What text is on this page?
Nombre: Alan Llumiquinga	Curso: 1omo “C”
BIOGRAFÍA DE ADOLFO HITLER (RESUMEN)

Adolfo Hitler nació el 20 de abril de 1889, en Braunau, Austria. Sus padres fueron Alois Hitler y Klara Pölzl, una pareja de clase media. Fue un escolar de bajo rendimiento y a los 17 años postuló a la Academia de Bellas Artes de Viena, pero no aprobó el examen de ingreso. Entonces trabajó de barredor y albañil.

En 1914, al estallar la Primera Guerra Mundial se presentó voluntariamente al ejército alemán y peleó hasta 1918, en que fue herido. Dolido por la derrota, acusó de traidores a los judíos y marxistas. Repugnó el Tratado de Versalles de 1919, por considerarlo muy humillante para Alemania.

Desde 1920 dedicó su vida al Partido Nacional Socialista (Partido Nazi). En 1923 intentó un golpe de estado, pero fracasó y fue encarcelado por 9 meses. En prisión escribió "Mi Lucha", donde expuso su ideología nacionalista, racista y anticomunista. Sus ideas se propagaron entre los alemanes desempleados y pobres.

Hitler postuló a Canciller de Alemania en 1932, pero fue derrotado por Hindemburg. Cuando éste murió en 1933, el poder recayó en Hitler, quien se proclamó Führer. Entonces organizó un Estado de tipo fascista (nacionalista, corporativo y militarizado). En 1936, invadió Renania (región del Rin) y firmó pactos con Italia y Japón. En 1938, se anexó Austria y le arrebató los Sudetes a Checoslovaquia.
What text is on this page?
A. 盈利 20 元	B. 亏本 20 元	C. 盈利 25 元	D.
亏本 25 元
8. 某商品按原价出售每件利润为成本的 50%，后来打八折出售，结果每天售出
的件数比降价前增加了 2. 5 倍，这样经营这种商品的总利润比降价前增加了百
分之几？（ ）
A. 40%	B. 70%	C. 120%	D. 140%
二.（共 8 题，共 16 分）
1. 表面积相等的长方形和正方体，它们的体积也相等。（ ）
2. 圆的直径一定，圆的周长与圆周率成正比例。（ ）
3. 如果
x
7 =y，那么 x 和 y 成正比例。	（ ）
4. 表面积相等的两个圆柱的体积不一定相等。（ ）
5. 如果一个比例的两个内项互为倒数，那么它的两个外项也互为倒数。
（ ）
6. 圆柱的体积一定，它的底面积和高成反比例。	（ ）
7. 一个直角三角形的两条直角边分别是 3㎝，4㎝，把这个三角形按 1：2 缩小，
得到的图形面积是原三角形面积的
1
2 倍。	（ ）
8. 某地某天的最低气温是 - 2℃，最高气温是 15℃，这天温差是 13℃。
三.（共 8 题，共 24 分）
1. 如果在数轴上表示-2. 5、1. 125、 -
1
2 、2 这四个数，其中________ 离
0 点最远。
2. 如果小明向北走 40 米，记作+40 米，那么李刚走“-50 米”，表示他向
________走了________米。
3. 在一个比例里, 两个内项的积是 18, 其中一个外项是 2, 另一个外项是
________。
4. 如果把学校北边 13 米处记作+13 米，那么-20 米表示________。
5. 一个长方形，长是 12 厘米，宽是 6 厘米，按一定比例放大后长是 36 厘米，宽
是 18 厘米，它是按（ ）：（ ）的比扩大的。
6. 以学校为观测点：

....

Your instructions ->
Pull out every line holding "Austria" from the records above, and copy it.

Written answer ->
Adolfo Hitler nació el 20 de abril de 1889, en Braunau, Austria. Sus padres fueron Alois Hitler y Klara Pölzl, una pareja de clase media. Fue un escolar de bajo rendimiento y a los 17 años postuló a la Academia de Bellas Artes de Viena, pero no aprobó el examen de ingreso. Entonces trabajó de barredor y albañil.
Hitler postuló a Canciller de Alemania en 1932, pero fue derrotado por Hindemburg. Cuando éste murió en 1933, el poder recayó en Hitler, quien se proclamó Führer. Entonces organizó un Estado de tipo fascista (nacionalista, corporativo y militarizado). En 1936, invadió Renania (región del Rin) y firmó pactos con Italia y Japón. En 1938, se anexó Austria y le arrebató los Sudetes a Checoslovaquia.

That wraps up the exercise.